Data entries:
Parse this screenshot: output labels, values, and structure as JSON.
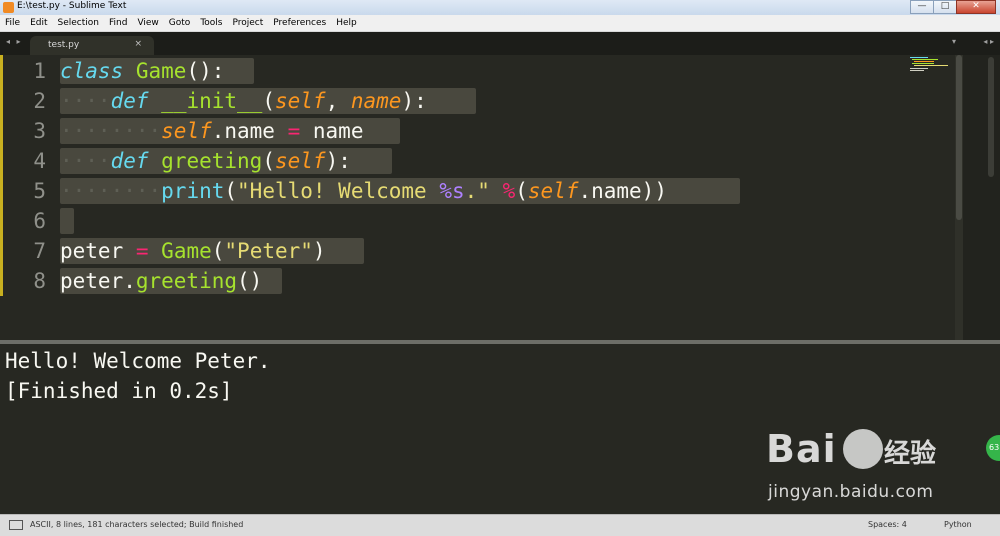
{
  "window": {
    "title": "E:\\test.py - Sublime Text",
    "buttons": {
      "minimize": "—",
      "maximize": "□",
      "close": "✕"
    }
  },
  "menu": [
    "File",
    "Edit",
    "Selection",
    "Find",
    "View",
    "Goto",
    "Tools",
    "Project",
    "Preferences",
    "Help"
  ],
  "tab": {
    "label": "test.py",
    "close": "×"
  },
  "tabbar_glyphs": {
    "left_arrows": "◂ ▸",
    "dropdown": "▾",
    "right_arrows": "◂ ▸"
  },
  "editor": {
    "line_numbers": [
      "1",
      "2",
      "3",
      "4",
      "5",
      "6",
      "7",
      "8"
    ],
    "tokens": {
      "l1": [
        "class",
        " ",
        "Game",
        "():"
      ],
      "l2": [
        "····",
        "def",
        " ",
        "__init__",
        "(",
        "self",
        ", ",
        "name",
        "):"
      ],
      "l3": [
        "········",
        "self",
        ".name ",
        "=",
        " name"
      ],
      "l4": [
        "····",
        "def",
        " ",
        "greeting",
        "(",
        "self",
        "):"
      ],
      "l5": [
        "········",
        "print",
        "(",
        "\"Hello! Welcome ",
        "%s",
        ".\"",
        " ",
        "%",
        "(",
        "self",
        ".name))"
      ],
      "l7": [
        "peter ",
        "=",
        " ",
        "Game",
        "(",
        "\"Peter\"",
        ")"
      ],
      "l8": [
        "peter.",
        "greeting",
        "()"
      ]
    }
  },
  "build_output": {
    "lines": [
      "Hello! Welcome Peter.",
      "[Finished in 0.2s]"
    ]
  },
  "watermark": {
    "brand": "Bai",
    "brand_cn": "经验",
    "url": "jingyan.baidu.com",
    "badge": "63"
  },
  "statusbar": {
    "message": "ASCII, 8 lines, 181 characters selected; Build finished",
    "indentation": "Spaces: 4",
    "syntax": "Python"
  },
  "colors": {
    "background": "#272822",
    "keyword": "#66d9ef",
    "function": "#a6e22e",
    "parameter": "#fd971f",
    "operator": "#f92672",
    "string": "#e6db74",
    "format": "#ae81ff",
    "selection": "#49483e"
  }
}
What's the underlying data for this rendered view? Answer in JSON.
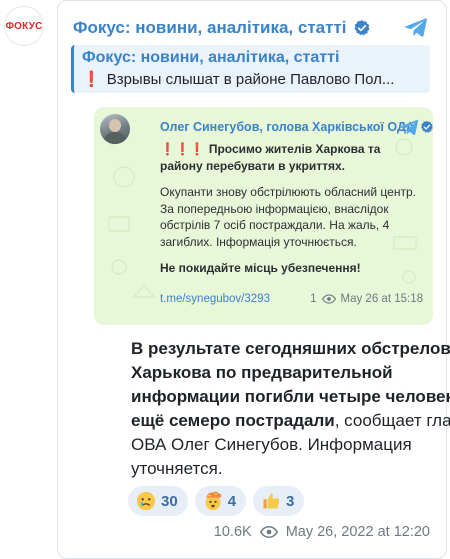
{
  "channel": {
    "avatar_text": "ФОКУС",
    "title": "Фокус: новини, аналітика, статті",
    "verified_icon": "verified-badge-icon",
    "platform_icon": "telegram-icon"
  },
  "reply": {
    "title": "Фокус: новини, аналітика, статті",
    "marker": "❗",
    "text": "Взрывы слышат в районе Павлово Пол..."
  },
  "forwarded": {
    "author": "Олег Синегубов, голова Харківської ОДА",
    "alert_marker": "❗❗❗",
    "alert_text": "Просимо жителів Харкова та району перебувати в укриттях.",
    "paragraph": "Окупанти знову обстрілюють обласний центр. За попередньою інформацією, внаслідок обстрілів 7 осіб постраждали. На жаль, 4 загиблих. Інформація уточнюється.",
    "closing": "Не покидайте місць убезпечення!",
    "link": "t.me/synegubov/3293",
    "views": "1",
    "timestamp": "May 26 at 15:18"
  },
  "post": {
    "bold_text": "В результате сегодняшних обстрелов Харькова по предварительной информации погибли четыре человека, ещё семеро пострадали",
    "rest_text": ", сообщает глава ОВА Олег Синегубов. Информация уточняется.",
    "reactions": [
      {
        "emoji": "crying-face",
        "count": "30"
      },
      {
        "emoji": "exploding-head",
        "count": "4"
      },
      {
        "emoji": "thumbs-up",
        "count": "3"
      }
    ],
    "views": "10.6K",
    "timestamp": "May 26, 2022 at 12:20"
  },
  "colors": {
    "accent": "#3a83c8",
    "brand_red": "#e3262d",
    "forward_bg": "#e9f7d9",
    "reaction_bg": "#e7eef7"
  }
}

Task brief: Reproduce each line from the records that contains the word "badge".

Result below:
    "badge": "63"
    "verified_icon": "verified-badge-icon",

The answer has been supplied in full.